= REQUIREMENT =
Look for "tidak" in the listing below. Gather each line that contains it.

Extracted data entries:
= = = = =
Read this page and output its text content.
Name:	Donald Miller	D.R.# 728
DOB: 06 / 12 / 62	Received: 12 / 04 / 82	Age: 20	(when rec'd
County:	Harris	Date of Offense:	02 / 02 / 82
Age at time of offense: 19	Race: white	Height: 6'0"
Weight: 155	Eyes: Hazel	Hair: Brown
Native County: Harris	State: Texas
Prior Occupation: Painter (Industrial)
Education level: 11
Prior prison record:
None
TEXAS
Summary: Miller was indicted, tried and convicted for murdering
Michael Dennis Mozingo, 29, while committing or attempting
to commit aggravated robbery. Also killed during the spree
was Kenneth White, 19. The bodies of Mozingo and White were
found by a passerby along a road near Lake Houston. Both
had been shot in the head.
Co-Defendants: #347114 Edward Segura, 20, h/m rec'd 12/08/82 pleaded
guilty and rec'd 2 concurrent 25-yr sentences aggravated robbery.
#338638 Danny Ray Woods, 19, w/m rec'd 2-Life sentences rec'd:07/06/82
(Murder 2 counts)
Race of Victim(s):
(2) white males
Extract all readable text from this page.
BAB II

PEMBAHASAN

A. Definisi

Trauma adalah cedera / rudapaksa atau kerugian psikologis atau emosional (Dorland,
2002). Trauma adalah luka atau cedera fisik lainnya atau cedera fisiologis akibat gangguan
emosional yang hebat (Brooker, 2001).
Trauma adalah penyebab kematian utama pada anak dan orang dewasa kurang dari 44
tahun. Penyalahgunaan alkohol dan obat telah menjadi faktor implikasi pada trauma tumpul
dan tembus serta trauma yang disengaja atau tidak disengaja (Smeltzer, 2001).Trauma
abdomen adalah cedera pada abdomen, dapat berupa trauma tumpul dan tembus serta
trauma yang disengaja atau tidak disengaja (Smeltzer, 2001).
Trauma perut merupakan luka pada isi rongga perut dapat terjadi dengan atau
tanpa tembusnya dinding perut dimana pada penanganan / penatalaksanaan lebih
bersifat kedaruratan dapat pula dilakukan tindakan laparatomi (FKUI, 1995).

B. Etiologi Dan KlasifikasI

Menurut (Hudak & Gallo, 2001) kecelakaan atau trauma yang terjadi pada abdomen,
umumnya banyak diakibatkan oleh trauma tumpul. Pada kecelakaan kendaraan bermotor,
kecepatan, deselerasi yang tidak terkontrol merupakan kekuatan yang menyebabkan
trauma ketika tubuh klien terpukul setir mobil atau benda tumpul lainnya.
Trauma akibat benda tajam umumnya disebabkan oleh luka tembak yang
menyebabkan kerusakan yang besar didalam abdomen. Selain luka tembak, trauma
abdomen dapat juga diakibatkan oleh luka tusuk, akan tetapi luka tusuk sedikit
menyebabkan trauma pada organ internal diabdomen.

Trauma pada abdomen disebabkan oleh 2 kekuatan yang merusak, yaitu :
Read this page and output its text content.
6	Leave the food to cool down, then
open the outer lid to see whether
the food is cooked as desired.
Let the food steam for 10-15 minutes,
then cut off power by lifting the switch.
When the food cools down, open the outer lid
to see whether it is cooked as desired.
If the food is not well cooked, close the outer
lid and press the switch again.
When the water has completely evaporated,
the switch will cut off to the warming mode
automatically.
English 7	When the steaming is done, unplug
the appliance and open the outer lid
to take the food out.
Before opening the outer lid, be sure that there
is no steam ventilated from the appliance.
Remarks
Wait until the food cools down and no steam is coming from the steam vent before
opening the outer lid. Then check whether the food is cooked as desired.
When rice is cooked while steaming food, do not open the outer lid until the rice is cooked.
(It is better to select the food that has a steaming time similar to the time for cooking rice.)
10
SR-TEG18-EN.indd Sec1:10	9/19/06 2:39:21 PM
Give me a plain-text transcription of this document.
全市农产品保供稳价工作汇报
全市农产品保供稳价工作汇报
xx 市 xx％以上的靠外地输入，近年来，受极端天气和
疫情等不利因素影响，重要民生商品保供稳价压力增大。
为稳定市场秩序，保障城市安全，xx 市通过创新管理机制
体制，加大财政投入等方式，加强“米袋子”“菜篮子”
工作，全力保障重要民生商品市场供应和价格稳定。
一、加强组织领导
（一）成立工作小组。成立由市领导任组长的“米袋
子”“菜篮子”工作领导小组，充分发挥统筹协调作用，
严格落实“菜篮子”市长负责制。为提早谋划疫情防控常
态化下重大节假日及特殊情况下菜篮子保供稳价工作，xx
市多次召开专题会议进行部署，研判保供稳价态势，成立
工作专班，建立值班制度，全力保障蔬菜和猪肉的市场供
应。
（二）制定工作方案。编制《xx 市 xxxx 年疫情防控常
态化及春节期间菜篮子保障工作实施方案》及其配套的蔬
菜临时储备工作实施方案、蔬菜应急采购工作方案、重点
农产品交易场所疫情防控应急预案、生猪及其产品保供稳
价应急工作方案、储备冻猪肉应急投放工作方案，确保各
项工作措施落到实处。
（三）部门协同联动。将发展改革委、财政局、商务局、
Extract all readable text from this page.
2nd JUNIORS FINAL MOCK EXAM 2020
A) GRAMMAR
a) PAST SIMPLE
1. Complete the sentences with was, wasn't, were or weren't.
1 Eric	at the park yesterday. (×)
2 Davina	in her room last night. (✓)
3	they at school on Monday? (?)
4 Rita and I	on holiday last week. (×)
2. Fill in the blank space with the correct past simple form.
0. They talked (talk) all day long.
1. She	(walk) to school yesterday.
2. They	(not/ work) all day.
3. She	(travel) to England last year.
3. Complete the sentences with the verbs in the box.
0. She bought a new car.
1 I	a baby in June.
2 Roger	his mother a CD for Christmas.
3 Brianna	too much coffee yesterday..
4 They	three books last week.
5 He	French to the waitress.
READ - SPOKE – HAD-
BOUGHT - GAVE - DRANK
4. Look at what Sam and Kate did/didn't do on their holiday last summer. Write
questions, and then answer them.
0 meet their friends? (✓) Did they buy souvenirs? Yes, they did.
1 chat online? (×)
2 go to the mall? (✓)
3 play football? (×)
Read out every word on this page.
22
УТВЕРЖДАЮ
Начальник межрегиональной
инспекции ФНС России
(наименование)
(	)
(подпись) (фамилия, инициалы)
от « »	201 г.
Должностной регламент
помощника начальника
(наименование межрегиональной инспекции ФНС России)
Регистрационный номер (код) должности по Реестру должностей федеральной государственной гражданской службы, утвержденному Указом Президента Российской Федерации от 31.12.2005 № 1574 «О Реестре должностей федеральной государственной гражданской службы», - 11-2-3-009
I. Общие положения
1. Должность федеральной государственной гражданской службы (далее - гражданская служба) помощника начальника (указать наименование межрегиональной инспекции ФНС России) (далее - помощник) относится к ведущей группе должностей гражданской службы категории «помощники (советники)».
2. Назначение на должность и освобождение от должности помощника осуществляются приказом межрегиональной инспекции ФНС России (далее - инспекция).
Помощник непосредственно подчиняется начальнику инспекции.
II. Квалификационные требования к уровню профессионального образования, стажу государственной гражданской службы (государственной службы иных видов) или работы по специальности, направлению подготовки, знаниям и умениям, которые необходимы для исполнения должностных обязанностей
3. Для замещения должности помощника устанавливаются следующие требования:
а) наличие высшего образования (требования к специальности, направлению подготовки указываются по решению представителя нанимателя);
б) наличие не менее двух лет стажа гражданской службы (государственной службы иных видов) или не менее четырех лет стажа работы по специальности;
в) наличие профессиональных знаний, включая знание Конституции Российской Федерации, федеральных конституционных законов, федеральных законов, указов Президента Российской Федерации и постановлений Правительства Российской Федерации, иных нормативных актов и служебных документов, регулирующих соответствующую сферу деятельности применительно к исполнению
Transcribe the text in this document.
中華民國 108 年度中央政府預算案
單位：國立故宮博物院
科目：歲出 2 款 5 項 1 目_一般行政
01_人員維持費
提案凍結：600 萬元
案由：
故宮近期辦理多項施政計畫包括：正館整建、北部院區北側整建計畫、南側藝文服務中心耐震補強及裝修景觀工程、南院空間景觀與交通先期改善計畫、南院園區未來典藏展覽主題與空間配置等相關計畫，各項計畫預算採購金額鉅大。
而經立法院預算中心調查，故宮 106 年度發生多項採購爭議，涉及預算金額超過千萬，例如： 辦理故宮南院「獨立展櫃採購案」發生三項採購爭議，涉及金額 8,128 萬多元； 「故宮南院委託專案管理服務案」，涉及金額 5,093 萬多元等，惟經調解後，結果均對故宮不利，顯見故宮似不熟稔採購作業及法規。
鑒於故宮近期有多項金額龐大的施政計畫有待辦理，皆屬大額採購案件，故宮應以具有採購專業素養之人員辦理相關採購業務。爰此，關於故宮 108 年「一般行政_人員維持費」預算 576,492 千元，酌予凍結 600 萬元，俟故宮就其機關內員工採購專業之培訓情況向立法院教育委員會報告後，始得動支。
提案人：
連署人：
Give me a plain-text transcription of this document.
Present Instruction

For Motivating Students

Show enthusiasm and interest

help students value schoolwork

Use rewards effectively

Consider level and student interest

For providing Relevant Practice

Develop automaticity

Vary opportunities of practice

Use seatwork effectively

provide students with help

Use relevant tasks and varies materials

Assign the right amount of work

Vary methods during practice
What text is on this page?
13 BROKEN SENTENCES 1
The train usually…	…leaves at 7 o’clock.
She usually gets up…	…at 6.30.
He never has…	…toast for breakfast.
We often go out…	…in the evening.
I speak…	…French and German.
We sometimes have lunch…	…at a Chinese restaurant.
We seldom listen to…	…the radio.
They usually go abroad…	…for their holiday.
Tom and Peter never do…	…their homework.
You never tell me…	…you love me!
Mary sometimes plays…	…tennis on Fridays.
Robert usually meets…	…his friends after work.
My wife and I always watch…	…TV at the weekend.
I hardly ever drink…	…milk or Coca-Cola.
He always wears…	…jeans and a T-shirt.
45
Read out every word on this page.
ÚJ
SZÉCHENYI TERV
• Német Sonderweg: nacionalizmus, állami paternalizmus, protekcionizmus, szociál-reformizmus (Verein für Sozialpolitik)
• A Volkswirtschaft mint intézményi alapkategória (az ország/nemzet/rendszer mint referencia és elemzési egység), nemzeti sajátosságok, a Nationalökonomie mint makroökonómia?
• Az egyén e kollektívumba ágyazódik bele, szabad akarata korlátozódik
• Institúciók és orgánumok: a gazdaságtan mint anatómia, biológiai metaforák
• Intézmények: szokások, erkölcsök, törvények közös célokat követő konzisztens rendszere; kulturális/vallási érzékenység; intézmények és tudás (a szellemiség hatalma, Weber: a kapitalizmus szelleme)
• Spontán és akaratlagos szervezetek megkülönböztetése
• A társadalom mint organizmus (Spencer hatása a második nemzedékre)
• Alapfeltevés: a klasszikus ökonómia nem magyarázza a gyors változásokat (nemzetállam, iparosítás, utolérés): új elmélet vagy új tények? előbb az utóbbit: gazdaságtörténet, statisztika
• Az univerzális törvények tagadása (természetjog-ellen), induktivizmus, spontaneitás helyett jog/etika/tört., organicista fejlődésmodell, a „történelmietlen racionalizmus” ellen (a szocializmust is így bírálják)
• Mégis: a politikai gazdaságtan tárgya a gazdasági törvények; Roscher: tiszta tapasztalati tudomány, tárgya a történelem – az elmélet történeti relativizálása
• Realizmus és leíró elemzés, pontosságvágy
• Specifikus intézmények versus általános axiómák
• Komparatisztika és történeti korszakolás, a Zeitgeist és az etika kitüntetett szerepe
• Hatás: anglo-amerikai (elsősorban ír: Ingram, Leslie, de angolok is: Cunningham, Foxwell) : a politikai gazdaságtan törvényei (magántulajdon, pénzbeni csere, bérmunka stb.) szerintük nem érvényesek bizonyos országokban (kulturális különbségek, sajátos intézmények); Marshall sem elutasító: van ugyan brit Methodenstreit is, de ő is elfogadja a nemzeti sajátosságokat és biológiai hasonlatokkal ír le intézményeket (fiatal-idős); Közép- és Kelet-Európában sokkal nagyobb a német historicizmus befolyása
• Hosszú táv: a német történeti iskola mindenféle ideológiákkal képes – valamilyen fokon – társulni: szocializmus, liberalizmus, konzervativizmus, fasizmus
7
= = = = =
= ANSWER TO THE PROBLEM =
dan tembus serta trauma yang disengaja atau tidak disengaja (Smeltzer, 2001).Trauma
trauma yang disengaja atau tidak disengaja (Smeltzer, 2001).
kecepatan, deselerasi yang tidak terkontrol merupakan kekuatan yang menyebabkan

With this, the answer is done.